--- BEGIN Entries supplied ---

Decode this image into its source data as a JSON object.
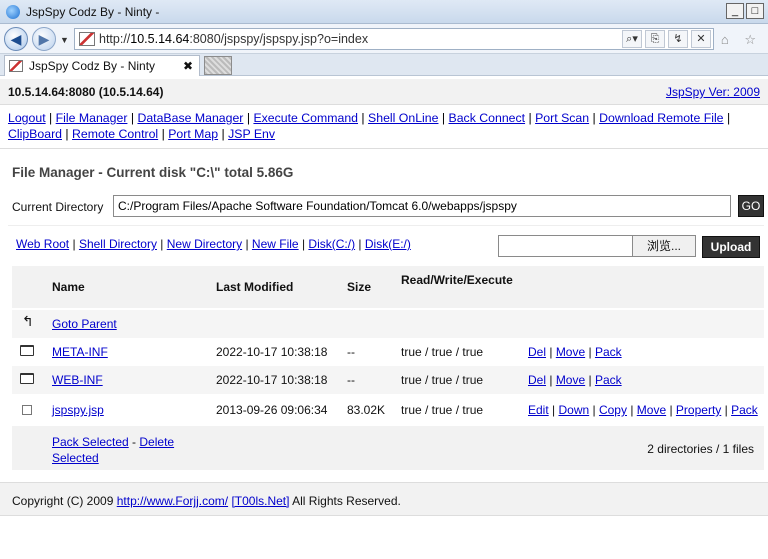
{
  "window": {
    "title": "JspSpy Codz By - Ninty -",
    "controls": [
      "_",
      "□"
    ]
  },
  "browser": {
    "url_prefix": "http://",
    "url_host": "10.5.14.64",
    "url_rest": ":8080/jspspy/jspspy.jsp?o=index",
    "tab_title": "JspSpy Codz By - Ninty",
    "tab_close": "✖",
    "nav_back": "◀",
    "nav_forward": "▶",
    "toolbar_icons": [
      "⌕▾",
      "⎘",
      "↯",
      "✕"
    ],
    "right_icons": "⌂ ☆"
  },
  "header": {
    "host": "10.5.14.64:8080 (10.5.14.64)",
    "version": "JspSpy Ver: 2009"
  },
  "menu": [
    "Logout",
    "File Manager",
    "DataBase Manager",
    "Execute Command",
    "Shell OnLine",
    "Back Connect",
    "Port Scan",
    "Download Remote File",
    "ClipBoard",
    "Remote Control",
    "Port Map",
    "JSP Env"
  ],
  "file_manager": {
    "title": "File Manager - Current disk \"C:\\\" total 5.86G",
    "current_dir_label": "Current Directory",
    "current_dir": "C:/Program Files/Apache Software Foundation/Tomcat 6.0/webapps/jspspy",
    "go_label": "GO",
    "tool_links": [
      "Web Root",
      "Shell Directory",
      "New Directory",
      "New File",
      "Disk(C:/)",
      "Disk(E:/)"
    ],
    "browse_label": "浏览...",
    "upload_label": "Upload",
    "columns": {
      "name": "Name",
      "modified": "Last Modified",
      "size": "Size",
      "rwe": "Read/Write/Execute"
    },
    "parent_label": "Goto Parent",
    "rows": [
      {
        "icon": "folder-icon",
        "name": "META-INF",
        "modified": "2022-10-17 10:38:18",
        "size": "--",
        "rwe": "true / true / true",
        "actions": [
          "Del",
          "Move",
          "Pack"
        ]
      },
      {
        "icon": "folder-icon",
        "name": "WEB-INF",
        "modified": "2022-10-17 10:38:18",
        "size": "--",
        "rwe": "true / true / true",
        "actions": [
          "Del",
          "Move",
          "Pack"
        ]
      },
      {
        "icon": "checkbox",
        "name": "jspspy.jsp",
        "modified": "2013-09-26 09:06:34",
        "size": "83.02K",
        "rwe": "true / true / true",
        "actions": [
          "Edit",
          "Down",
          "Copy",
          "Move",
          "Property",
          "Pack"
        ]
      }
    ],
    "pack_selected": "Pack Selected",
    "delete_selected": "Delete Selected",
    "counts": "2 directories / 1 files"
  },
  "footer": {
    "copyright": "Copyright (C) 2009",
    "link1": "http://www.Forjj.com/",
    "link2": "[T00ls.Net]",
    "suffix": "All Rights Reserved."
  }
}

--- END Entries supplied ---

### Work required
Reproduce each line exactly as it appears, omitting the pictures.

### Written solution
Decode this image into its source data as a JSON object.
{
  "window": {
    "title": "JspSpy Codz By - Ninty -",
    "controls": [
      "_",
      "□"
    ]
  },
  "browser": {
    "url_prefix": "http://",
    "url_host": "10.5.14.64",
    "url_rest": ":8080/jspspy/jspspy.jsp?o=index",
    "tab_title": "JspSpy Codz By - Ninty",
    "tab_close": "✖",
    "nav_back": "◀",
    "nav_forward": "▶",
    "toolbar_icons": [
      "⌕▾",
      "⎘",
      "↯",
      "✕"
    ],
    "right_icons": "⌂ ☆"
  },
  "header": {
    "host": "10.5.14.64:8080 (10.5.14.64)",
    "version": "JspSpy Ver: 2009"
  },
  "menu": [
    "Logout",
    "File Manager",
    "DataBase Manager",
    "Execute Command",
    "Shell OnLine",
    "Back Connect",
    "Port Scan",
    "Download Remote File",
    "ClipBoard",
    "Remote Control",
    "Port Map",
    "JSP Env"
  ],
  "file_manager": {
    "title": "File Manager - Current disk \"C:\\\" total 5.86G",
    "current_dir_label": "Current Directory",
    "current_dir": "C:/Program Files/Apache Software Foundation/Tomcat 6.0/webapps/jspspy",
    "go_label": "GO",
    "tool_links": [
      "Web Root",
      "Shell Directory",
      "New Directory",
      "New File",
      "Disk(C:/)",
      "Disk(E:/)"
    ],
    "browse_label": "浏览...",
    "upload_label": "Upload",
    "columns": {
      "name": "Name",
      "modified": "Last Modified",
      "size": "Size",
      "rwe": "Read/Write/Execute"
    },
    "parent_label": "Goto Parent",
    "rows": [
      {
        "icon": "folder-icon",
        "name": "META-INF",
        "modified": "2022-10-17 10:38:18",
        "size": "--",
        "rwe": "true / true / true",
        "actions": [
          "Del",
          "Move",
          "Pack"
        ]
      },
      {
        "icon": "folder-icon",
        "name": "WEB-INF",
        "modified": "2022-10-17 10:38:18",
        "size": "--",
        "rwe": "true / true / true",
        "actions": [
          "Del",
          "Move",
          "Pack"
        ]
      },
      {
        "icon": "checkbox",
        "name": "jspspy.jsp",
        "modified": "2013-09-26 09:06:34",
        "size": "83.02K",
        "rwe": "true / true / true",
        "actions": [
          "Edit",
          "Down",
          "Copy",
          "Move",
          "Property",
          "Pack"
        ]
      }
    ],
    "pack_selected": "Pack Selected",
    "delete_selected": "Delete Selected",
    "counts": "2 directories / 1 files"
  },
  "footer": {
    "copyright": "Copyright (C) 2009",
    "link1": "http://www.Forjj.com/",
    "link2": "[T00ls.Net]",
    "suffix": "All Rights Reserved."
  }
}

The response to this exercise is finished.